**EXERCISE**
Please count the lines in the listing below that contain the string "Станке", matching case exactly, and give only the number.

**INFORMATION SUPPLIED**
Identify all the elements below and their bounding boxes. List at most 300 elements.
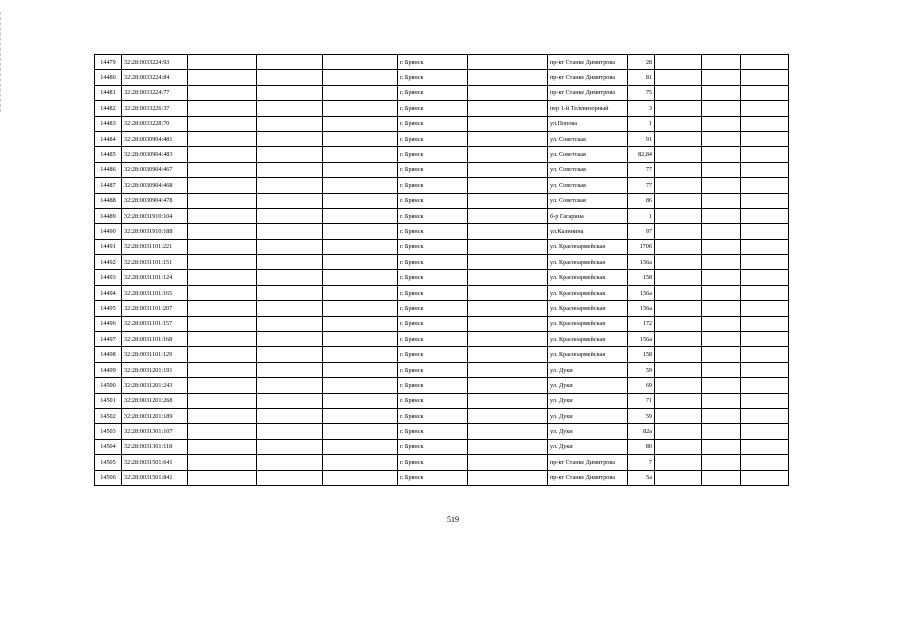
house-number-cell: 1 — [628, 208, 655, 223]
empty-cell — [741, 208, 789, 223]
empty-cell — [468, 193, 548, 208]
table-row — [95, 85, 789, 100]
empty-cell — [468, 301, 548, 316]
empty-cell — [741, 147, 789, 162]
street-cell: ул. Красноармейская — [548, 270, 628, 285]
empty-cell — [702, 70, 741, 85]
city-cell: г. Брянск — [398, 424, 468, 439]
empty-cell — [468, 70, 548, 85]
record-number-cell: 14502 — [95, 408, 122, 423]
record-number-cell: 14492 — [95, 255, 122, 270]
record-number-cell: 14506 — [95, 470, 122, 485]
empty-cell — [702, 116, 741, 131]
empty-cell — [468, 270, 548, 285]
street-cell: ул. Красноармейская — [548, 255, 628, 270]
empty-cell — [468, 101, 548, 116]
empty-cell — [257, 70, 323, 85]
house-number-cell: 77 — [628, 162, 655, 177]
house-number-cell: 59 — [628, 408, 655, 423]
empty-cell — [323, 470, 398, 485]
city-cell: г. Брянск — [398, 362, 468, 377]
empty-cell — [702, 162, 741, 177]
empty-cell — [655, 116, 702, 131]
street-cell: пр-кт Станке Димитрова — [548, 470, 628, 485]
empty-cell — [655, 131, 702, 146]
empty-cell — [702, 408, 741, 423]
table-row — [95, 285, 789, 300]
cadastral-number-cell: 32:28:0031101:165 — [122, 285, 188, 300]
empty-cell — [257, 239, 323, 254]
empty-cell — [655, 85, 702, 100]
empty-cell — [702, 332, 741, 347]
street-cell: ул. Советская — [548, 193, 628, 208]
street-cell: ул. Дуки — [548, 393, 628, 408]
empty-cell — [323, 347, 398, 362]
street-cell: пр-кт Станке Димитрова — [548, 70, 628, 85]
empty-cell — [188, 101, 257, 116]
empty-cell — [468, 131, 548, 146]
empty-cell — [702, 347, 741, 362]
empty-cell — [188, 378, 257, 393]
table-row — [95, 178, 789, 193]
city-cell: г. Брянск — [398, 70, 468, 85]
city-cell: г. Брянск — [398, 301, 468, 316]
house-number-cell: 86 — [628, 193, 655, 208]
empty-cell — [655, 193, 702, 208]
table-row — [95, 239, 789, 254]
empty-cell — [257, 147, 323, 162]
empty-cell — [323, 455, 398, 470]
cadastral-number-cell: 32:28:0031101:129 — [122, 347, 188, 362]
empty-cell — [188, 393, 257, 408]
city-cell: г. Брянск — [398, 285, 468, 300]
street-cell: ул.Попова — [548, 116, 628, 131]
record-number-cell: 14489 — [95, 208, 122, 223]
street-cell: ул. Красноармейская — [548, 316, 628, 331]
empty-cell — [741, 301, 789, 316]
table-row — [95, 101, 789, 116]
empty-cell — [702, 224, 741, 239]
empty-cell — [323, 362, 398, 377]
registry-table — [94, 54, 789, 486]
empty-cell — [702, 131, 741, 146]
empty-cell — [468, 285, 548, 300]
table-row — [95, 362, 789, 377]
empty-cell — [468, 408, 548, 423]
empty-cell — [257, 439, 323, 454]
empty-cell — [741, 239, 789, 254]
empty-cell — [257, 347, 323, 362]
cadastral-number-cell: 32:28:0030904:468 — [122, 178, 188, 193]
empty-cell — [323, 178, 398, 193]
empty-cell — [468, 116, 548, 131]
empty-cell — [257, 131, 323, 146]
street-cell: ул. Дуки — [548, 439, 628, 454]
empty-cell — [655, 347, 702, 362]
empty-cell — [188, 116, 257, 131]
empty-cell — [257, 301, 323, 316]
record-number-cell: 14491 — [95, 239, 122, 254]
empty-cell — [257, 224, 323, 239]
record-number-cell: 14494 — [95, 285, 122, 300]
house-number-cell: 75 — [628, 85, 655, 100]
city-cell: г. Брянск — [398, 239, 468, 254]
city-cell: г. Брянск — [398, 408, 468, 423]
record-number-cell: 14486 — [95, 162, 122, 177]
empty-cell — [323, 301, 398, 316]
cadastral-number-cell: 32:28:0033226:37 — [122, 101, 188, 116]
empty-cell — [323, 224, 398, 239]
record-number-cell: 14505 — [95, 455, 122, 470]
empty-cell — [702, 301, 741, 316]
empty-cell — [188, 239, 257, 254]
empty-cell — [323, 162, 398, 177]
empty-cell — [468, 332, 548, 347]
empty-cell — [468, 470, 548, 485]
street-cell: б-р Гагарина — [548, 208, 628, 223]
empty-cell — [702, 424, 741, 439]
empty-cell — [323, 255, 398, 270]
table-row — [95, 270, 789, 285]
empty-cell — [741, 347, 789, 362]
empty-cell — [702, 378, 741, 393]
empty-cell — [741, 424, 789, 439]
street-cell: ул. Красноармейская — [548, 239, 628, 254]
empty-cell — [655, 224, 702, 239]
city-cell: г. Брянск — [398, 224, 468, 239]
empty-cell — [741, 224, 789, 239]
empty-cell — [323, 85, 398, 100]
empty-cell — [655, 439, 702, 454]
house-number-cell: 28 — [628, 55, 655, 70]
table-row — [95, 116, 789, 131]
empty-cell — [257, 178, 323, 193]
empty-cell — [655, 301, 702, 316]
table-row — [95, 224, 789, 239]
empty-cell — [323, 55, 398, 70]
empty-cell — [468, 255, 548, 270]
empty-cell — [323, 316, 398, 331]
house-number-cell: 1 — [628, 116, 655, 131]
empty-cell — [188, 224, 257, 239]
empty-cell — [323, 424, 398, 439]
empty-cell — [655, 316, 702, 331]
empty-cell — [188, 439, 257, 454]
cadastral-number-cell: 32:28:0031501:641 — [122, 455, 188, 470]
cadastral-number-cell: 32:28:0031301:118 — [122, 439, 188, 454]
street-cell: пр-кт Станке Димитрова — [548, 85, 628, 100]
empty-cell — [257, 116, 323, 131]
city-cell: г. Брянск — [398, 470, 468, 485]
empty-cell — [741, 270, 789, 285]
cadastral-number-cell: 32:28:0031101:124 — [122, 270, 188, 285]
table-row — [95, 439, 789, 454]
empty-cell — [702, 208, 741, 223]
empty-cell — [702, 455, 741, 470]
record-number-cell: 14488 — [95, 193, 122, 208]
empty-cell — [468, 316, 548, 331]
empty-cell — [257, 393, 323, 408]
empty-cell — [323, 270, 398, 285]
empty-cell — [257, 408, 323, 423]
empty-cell — [323, 131, 398, 146]
empty-cell — [188, 362, 257, 377]
empty-cell — [702, 193, 741, 208]
street-cell: ул. Красноармейская — [548, 285, 628, 300]
city-cell: г. Брянск — [398, 270, 468, 285]
record-number-cell: 14481 — [95, 85, 122, 100]
empty-cell — [323, 116, 398, 131]
empty-cell — [257, 85, 323, 100]
empty-cell — [702, 316, 741, 331]
empty-cell — [188, 424, 257, 439]
house-number-cell: 158 — [628, 270, 655, 285]
cadastral-number-cell: 32:28:0031501:841 — [122, 470, 188, 485]
table-row — [95, 378, 789, 393]
empty-cell — [188, 347, 257, 362]
house-number-cell: 81 — [628, 70, 655, 85]
empty-cell — [741, 131, 789, 146]
empty-cell — [741, 332, 789, 347]
record-number-cell: 14496 — [95, 316, 122, 331]
empty-cell — [655, 470, 702, 485]
empty-cell — [655, 178, 702, 193]
empty-cell — [257, 255, 323, 270]
cadastral-number-cell: 32:28:0030904:478 — [122, 193, 188, 208]
record-number-cell: 14482 — [95, 101, 122, 116]
empty-cell — [741, 116, 789, 131]
table-row — [95, 408, 789, 423]
city-cell: г. Брянск — [398, 162, 468, 177]
empty-cell — [468, 178, 548, 193]
empty-cell — [188, 455, 257, 470]
house-number-cell: 77 — [628, 178, 655, 193]
street-cell: ул. Дуки — [548, 378, 628, 393]
empty-cell — [702, 362, 741, 377]
empty-cell — [655, 424, 702, 439]
record-number-cell: 14504 — [95, 439, 122, 454]
cadastral-number-cell: 32:28:0031201:189 — [122, 408, 188, 423]
empty-cell — [188, 270, 257, 285]
empty-cell — [702, 239, 741, 254]
empty-cell — [468, 393, 548, 408]
empty-cell — [323, 193, 398, 208]
empty-cell — [741, 470, 789, 485]
empty-cell — [257, 270, 323, 285]
cadastral-number-cell: 32:28:0031101:221 — [122, 239, 188, 254]
empty-cell — [655, 162, 702, 177]
empty-cell — [468, 439, 548, 454]
street-cell: ул. Красноармейская — [548, 332, 628, 347]
empty-cell — [257, 424, 323, 439]
empty-cell — [655, 70, 702, 85]
house-number-cell: 97 — [628, 224, 655, 239]
empty-cell — [741, 316, 789, 331]
city-cell: г. Брянск — [398, 393, 468, 408]
empty-cell — [702, 285, 741, 300]
table-row — [95, 70, 789, 85]
empty-cell — [468, 208, 548, 223]
empty-cell — [655, 378, 702, 393]
table-row — [95, 393, 789, 408]
empty-cell — [741, 285, 789, 300]
empty-cell — [702, 178, 741, 193]
table-row — [95, 147, 789, 162]
empty-cell — [741, 362, 789, 377]
empty-cell — [741, 455, 789, 470]
house-number-cell: 82,84 — [628, 147, 655, 162]
city-cell: г. Брянск — [398, 178, 468, 193]
empty-cell — [655, 455, 702, 470]
empty-cell — [468, 224, 548, 239]
table-row — [95, 470, 789, 485]
empty-cell — [257, 332, 323, 347]
house-number-cell: 3 — [628, 101, 655, 116]
city-cell: г. Брянск — [398, 316, 468, 331]
cadastral-number-cell: 32:28:0031910:104 — [122, 208, 188, 223]
empty-cell — [468, 424, 548, 439]
house-number-cell: 91 — [628, 131, 655, 146]
house-number-cell: 82а — [628, 424, 655, 439]
street-cell: пер 1-й Телевизорный — [548, 101, 628, 116]
empty-cell — [702, 255, 741, 270]
table-row — [95, 301, 789, 316]
cadastral-number-cell: 32:28:0031101:157 — [122, 316, 188, 331]
empty-cell — [741, 439, 789, 454]
empty-cell — [655, 270, 702, 285]
table-row — [95, 316, 789, 331]
empty-cell — [655, 362, 702, 377]
city-cell: г. Брянск — [398, 208, 468, 223]
scan-edge-mark — [0, 12, 4, 112]
empty-cell — [468, 147, 548, 162]
empty-cell — [741, 101, 789, 116]
cadastral-number-cell: 32:28:0030904:481 — [122, 131, 188, 146]
empty-cell — [257, 285, 323, 300]
empty-cell — [323, 147, 398, 162]
empty-cell — [468, 162, 548, 177]
table-row — [95, 193, 789, 208]
empty-cell — [188, 131, 257, 146]
empty-cell — [188, 85, 257, 100]
empty-cell — [655, 101, 702, 116]
empty-cell — [257, 470, 323, 485]
empty-cell — [323, 285, 398, 300]
city-cell: г. Брянск — [398, 101, 468, 116]
record-number-cell: 14493 — [95, 270, 122, 285]
empty-cell — [257, 208, 323, 223]
city-cell: г. Брянск — [398, 439, 468, 454]
cadastral-number-cell: 32:28:0030904:467 — [122, 162, 188, 177]
house-number-cell: 80 — [628, 439, 655, 454]
empty-cell — [188, 70, 257, 85]
table-row — [95, 162, 789, 177]
cadastral-number-cell: 32:28:0031201:268 — [122, 393, 188, 408]
empty-cell — [257, 455, 323, 470]
table-row — [95, 55, 789, 70]
empty-cell — [188, 255, 257, 270]
city-cell: г. Брянск — [398, 193, 468, 208]
record-number-cell: 14480 — [95, 70, 122, 85]
empty-cell — [188, 208, 257, 223]
city-cell: г. Брянск — [398, 347, 468, 362]
empty-cell — [741, 178, 789, 193]
empty-cell — [655, 239, 702, 254]
cadastral-number-cell: 32:28:0033224:93 — [122, 55, 188, 70]
empty-cell — [188, 470, 257, 485]
empty-cell — [702, 55, 741, 70]
empty-cell — [323, 332, 398, 347]
cadastral-number-cell: 32:28:0031910:188 — [122, 224, 188, 239]
cadastral-number-cell: 32:28:0031101:207 — [122, 301, 188, 316]
empty-cell — [468, 362, 548, 377]
empty-cell — [468, 455, 548, 470]
empty-cell — [702, 439, 741, 454]
empty-cell — [741, 378, 789, 393]
house-number-cell: 156а — [628, 285, 655, 300]
house-number-cell: 69 — [628, 378, 655, 393]
empty-cell — [257, 362, 323, 377]
empty-cell — [741, 193, 789, 208]
empty-cell — [188, 285, 257, 300]
table-row — [95, 208, 789, 223]
empty-cell — [741, 70, 789, 85]
record-number-cell: 14490 — [95, 224, 122, 239]
street-cell: ул. Красноармейская — [548, 347, 628, 362]
empty-cell — [323, 378, 398, 393]
record-number-cell: 14503 — [95, 424, 122, 439]
empty-cell — [468, 55, 548, 70]
street-cell: пр-кт Станке Димитрова — [548, 455, 628, 470]
city-cell: г. Брянск — [398, 455, 468, 470]
record-number-cell: 14497 — [95, 332, 122, 347]
cadastral-number-cell: 32:28:0033224:77 — [122, 85, 188, 100]
house-number-cell: 170б — [628, 239, 655, 254]
empty-cell — [702, 393, 741, 408]
city-cell: г. Брянск — [398, 255, 468, 270]
cadastral-number-cell: 32:28:0033224:84 — [122, 70, 188, 85]
table-row — [95, 332, 789, 347]
city-cell: г. Брянск — [398, 131, 468, 146]
street-cell: пр-кт Станке Димитрова — [548, 55, 628, 70]
empty-cell — [257, 378, 323, 393]
record-number-cell: 14495 — [95, 301, 122, 316]
house-number-cell: 156а — [628, 332, 655, 347]
empty-cell — [188, 147, 257, 162]
record-number-cell: 14499 — [95, 362, 122, 377]
empty-cell — [257, 101, 323, 116]
house-number-cell: 5а — [628, 470, 655, 485]
street-cell: ул. Дуки — [548, 408, 628, 423]
house-number-cell: 7 — [628, 455, 655, 470]
empty-cell — [323, 408, 398, 423]
registry-rows — [95, 55, 789, 486]
empty-cell — [188, 332, 257, 347]
empty-cell — [741, 85, 789, 100]
empty-cell — [188, 316, 257, 331]
table-row — [95, 255, 789, 270]
record-number-cell: 14501 — [95, 393, 122, 408]
empty-cell — [468, 347, 548, 362]
record-number-cell: 14483 — [95, 116, 122, 131]
empty-cell — [188, 178, 257, 193]
city-cell: г. Брянск — [398, 332, 468, 347]
empty-cell — [188, 162, 257, 177]
empty-cell — [257, 162, 323, 177]
empty-cell — [655, 147, 702, 162]
empty-cell — [741, 408, 789, 423]
empty-cell — [702, 270, 741, 285]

**WRITTEN RESPONSE**
5